Data records:

◆ ◆ ◆ ◆

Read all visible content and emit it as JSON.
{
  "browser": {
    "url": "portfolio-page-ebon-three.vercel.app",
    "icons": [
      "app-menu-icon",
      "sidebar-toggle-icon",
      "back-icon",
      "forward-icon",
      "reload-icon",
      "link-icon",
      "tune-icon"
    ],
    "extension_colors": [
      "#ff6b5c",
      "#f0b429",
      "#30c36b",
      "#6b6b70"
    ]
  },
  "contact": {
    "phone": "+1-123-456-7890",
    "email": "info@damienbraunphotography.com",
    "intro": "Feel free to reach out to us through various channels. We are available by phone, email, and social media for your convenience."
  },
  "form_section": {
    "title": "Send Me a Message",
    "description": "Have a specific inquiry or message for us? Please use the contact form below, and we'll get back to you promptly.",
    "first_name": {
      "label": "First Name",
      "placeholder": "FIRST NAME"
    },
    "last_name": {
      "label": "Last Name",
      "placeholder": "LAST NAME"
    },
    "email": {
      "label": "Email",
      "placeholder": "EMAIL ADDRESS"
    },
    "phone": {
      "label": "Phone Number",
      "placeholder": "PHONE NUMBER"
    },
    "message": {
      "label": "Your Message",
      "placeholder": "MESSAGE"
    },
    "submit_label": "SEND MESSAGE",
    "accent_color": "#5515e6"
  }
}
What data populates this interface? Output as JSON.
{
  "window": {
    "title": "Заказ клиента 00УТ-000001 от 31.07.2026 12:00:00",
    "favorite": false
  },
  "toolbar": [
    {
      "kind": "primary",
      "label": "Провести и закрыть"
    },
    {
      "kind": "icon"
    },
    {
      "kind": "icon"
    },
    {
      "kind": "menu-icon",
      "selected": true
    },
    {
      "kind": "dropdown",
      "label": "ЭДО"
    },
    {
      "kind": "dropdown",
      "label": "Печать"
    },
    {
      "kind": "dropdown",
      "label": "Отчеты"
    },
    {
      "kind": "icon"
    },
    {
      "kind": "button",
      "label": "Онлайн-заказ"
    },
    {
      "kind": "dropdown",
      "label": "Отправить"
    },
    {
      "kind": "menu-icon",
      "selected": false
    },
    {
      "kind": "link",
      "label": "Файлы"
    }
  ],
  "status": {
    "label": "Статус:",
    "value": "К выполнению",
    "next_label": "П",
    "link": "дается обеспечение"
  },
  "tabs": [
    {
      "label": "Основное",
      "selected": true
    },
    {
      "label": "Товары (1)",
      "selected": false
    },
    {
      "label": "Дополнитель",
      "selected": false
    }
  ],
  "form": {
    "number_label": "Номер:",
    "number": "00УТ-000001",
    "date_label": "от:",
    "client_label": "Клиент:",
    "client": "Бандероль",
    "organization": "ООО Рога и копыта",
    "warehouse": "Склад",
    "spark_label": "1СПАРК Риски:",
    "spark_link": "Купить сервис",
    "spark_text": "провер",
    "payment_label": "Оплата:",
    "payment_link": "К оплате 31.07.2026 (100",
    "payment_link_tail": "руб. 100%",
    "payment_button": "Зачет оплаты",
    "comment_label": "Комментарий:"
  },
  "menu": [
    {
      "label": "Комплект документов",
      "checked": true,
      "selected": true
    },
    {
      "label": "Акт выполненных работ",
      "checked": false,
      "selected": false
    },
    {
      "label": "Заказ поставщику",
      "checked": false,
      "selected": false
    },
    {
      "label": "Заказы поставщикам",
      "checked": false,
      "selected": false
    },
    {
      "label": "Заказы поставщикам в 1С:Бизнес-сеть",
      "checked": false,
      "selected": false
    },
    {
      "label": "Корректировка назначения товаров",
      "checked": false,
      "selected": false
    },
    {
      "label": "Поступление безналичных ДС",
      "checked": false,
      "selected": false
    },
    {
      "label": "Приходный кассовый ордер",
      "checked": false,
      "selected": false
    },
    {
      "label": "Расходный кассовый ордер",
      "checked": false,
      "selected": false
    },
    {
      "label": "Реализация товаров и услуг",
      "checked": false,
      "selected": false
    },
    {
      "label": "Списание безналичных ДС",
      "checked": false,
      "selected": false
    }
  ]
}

◆ ◆ ◆ ◆

◆ **EXERCISE AIM**:
Working from the material above, retype it in its entirety without change.

◆ **RIGHT ANSWER**:
Read all visible content and emit it as JSON.
{
  "browser": {
    "url": "portfolio-page-ebon-three.vercel.app",
    "icons": [
      "app-menu-icon",
      "sidebar-toggle-icon",
      "back-icon",
      "forward-icon",
      "reload-icon",
      "link-icon",
      "tune-icon"
    ],
    "extension_colors": [
      "#ff6b5c",
      "#f0b429",
      "#30c36b",
      "#6b6b70"
    ]
  },
  "contact": {
    "phone": "+1-123-456-7890",
    "email": "info@damienbraunphotography.com",
    "intro": "Feel free to reach out to us through various channels. We are available by phone, email, and social media for your convenience."
  },
  "form_section": {
    "title": "Send Me a Message",
    "description": "Have a specific inquiry or message for us? Please use the contact form below, and we'll get back to you promptly.",
    "first_name": {
      "label": "First Name",
      "placeholder": "FIRST NAME"
    },
    "last_name": {
      "label": "Last Name",
      "placeholder": "LAST NAME"
    },
    "email": {
      "label": "Email",
      "placeholder": "EMAIL ADDRESS"
    },
    "phone": {
      "label": "Phone Number",
      "placeholder": "PHONE NUMBER"
    },
    "message": {
      "label": "Your Message",
      "placeholder": "MESSAGE"
    },
    "submit_label": "SEND MESSAGE",
    "accent_color": "#5515e6"
  }
}
What data populates this interface? Output as JSON.
{
  "window": {
    "title": "Заказ клиента 00УТ-000001 от 31.07.2026 12:00:00",
    "favorite": false
  },
  "toolbar": [
    {
      "kind": "primary",
      "label": "Провести и закрыть"
    },
    {
      "kind": "icon"
    },
    {
      "kind": "icon"
    },
    {
      "kind": "menu-icon",
      "selected": true
    },
    {
      "kind": "dropdown",
      "label": "ЭДО"
    },
    {
      "kind": "dropdown",
      "label": "Печать"
    },
    {
      "kind": "dropdown",
      "label": "Отчеты"
    },
    {
      "kind": "icon"
    },
    {
      "kind": "button",
      "label": "Онлайн-заказ"
    },
    {
      "kind": "dropdown",
      "label": "Отправить"
    },
    {
      "kind": "menu-icon",
      "selected": false
    },
    {
      "kind": "link",
      "label": "Файлы"
    }
  ],
  "status": {
    "label": "Статус:",
    "value": "К выполнению",
    "next_label": "П",
    "link": "дается обеспечение"
  },
  "tabs": [
    {
      "label": "Основное",
      "selected": true
    },
    {
      "label": "Товары (1)",
      "selected": false
    },
    {
      "label": "Дополнитель",
      "selected": false
    }
  ],
  "form": {
    "number_label": "Номер:",
    "number": "00УТ-000001",
    "date_label": "от:",
    "client_label": "Клиент:",
    "client": "Бандероль",
    "organization": "ООО Рога и копыта",
    "warehouse": "Склад",
    "spark_label": "1СПАРК Риски:",
    "spark_link": "Купить сервис",
    "spark_text": "провер",
    "payment_label": "Оплата:",
    "payment_link": "К оплате 31.07.2026 (100",
    "payment_link_tail": "руб. 100%",
    "payment_button": "Зачет оплаты",
    "comment_label": "Комментарий:"
  },
  "menu": [
    {
      "label": "Комплект документов",
      "checked": true,
      "selected": true
    },
    {
      "label": "Акт выполненных работ",
      "checked": false,
      "selected": false
    },
    {
      "label": "Заказ поставщику",
      "checked": false,
      "selected": false
    },
    {
      "label": "Заказы поставщикам",
      "checked": false,
      "selected": false
    },
    {
      "label": "Заказы поставщикам в 1С:Бизнес-сеть",
      "checked": false,
      "selected": false
    },
    {
      "label": "Корректировка назначения товаров",
      "checked": false,
      "selected": false
    },
    {
      "label": "Поступление безналичных ДС",
      "checked": false,
      "selected": false
    },
    {
      "label": "Приходный кассовый ордер",
      "checked": false,
      "selected": false
    },
    {
      "label": "Расходный кассовый ордер",
      "checked": false,
      "selected": false
    },
    {
      "label": "Реализация товаров и услуг",
      "checked": false,
      "selected": false
    },
    {
      "label": "Списание безналичных ДС",
      "checked": false,
      "selected": false
    }
  ]
}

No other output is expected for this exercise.